## begin DATASET EXCERPTS
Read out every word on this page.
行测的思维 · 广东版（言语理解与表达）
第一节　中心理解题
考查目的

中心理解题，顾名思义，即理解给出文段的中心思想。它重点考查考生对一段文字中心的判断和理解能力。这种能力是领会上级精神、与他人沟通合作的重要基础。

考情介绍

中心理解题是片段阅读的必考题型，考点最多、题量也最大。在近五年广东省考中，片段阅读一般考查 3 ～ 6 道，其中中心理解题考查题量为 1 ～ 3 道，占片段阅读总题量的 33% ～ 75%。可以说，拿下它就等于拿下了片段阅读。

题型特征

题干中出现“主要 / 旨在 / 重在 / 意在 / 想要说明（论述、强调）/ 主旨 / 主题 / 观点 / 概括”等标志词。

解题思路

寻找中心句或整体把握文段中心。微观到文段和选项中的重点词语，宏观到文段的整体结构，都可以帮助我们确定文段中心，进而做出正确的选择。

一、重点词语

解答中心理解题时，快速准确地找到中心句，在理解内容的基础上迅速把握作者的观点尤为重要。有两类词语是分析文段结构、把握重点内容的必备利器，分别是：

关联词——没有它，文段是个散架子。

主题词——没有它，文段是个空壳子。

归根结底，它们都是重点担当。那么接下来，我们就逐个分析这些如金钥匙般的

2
## end DATASET EXCERPTS
__REQUIREMENTS__
Would you copy out each line exactly as written?

__COMPLETED TASK__
Read out every word on this page.
行测的思维 · 广东版（言语理解与表达）
第一节　中心理解题
考查目的

中心理解题，顾名思义，即理解给出文段的中心思想。它重点考查考生对一段文字中心的判断和理解能力。这种能力是领会上级精神、与他人沟通合作的重要基础。

考情介绍

中心理解题是片段阅读的必考题型，考点最多、题量也最大。在近五年广东省考中，片段阅读一般考查 3 ～ 6 道，其中中心理解题考查题量为 1 ～ 3 道，占片段阅读总题量的 33% ～ 75%。可以说，拿下它就等于拿下了片段阅读。

题型特征

题干中出现“主要 / 旨在 / 重在 / 意在 / 想要说明（论述、强调）/ 主旨 / 主题 / 观点 / 概括”等标志词。

解题思路

寻找中心句或整体把握文段中心。微观到文段和选项中的重点词语，宏观到文段的整体结构，都可以帮助我们确定文段中心，进而做出正确的选择。

一、重点词语

解答中心理解题时，快速准确地找到中心句，在理解内容的基础上迅速把握作者的观点尤为重要。有两类词语是分析文段结构、把握重点内容的必备利器，分别是：

关联词——没有它，文段是个散架子。

主题词——没有它，文段是个空壳子。

归根结底，它们都是重点担当。那么接下来，我们就逐个分析这些如金钥匙般的

2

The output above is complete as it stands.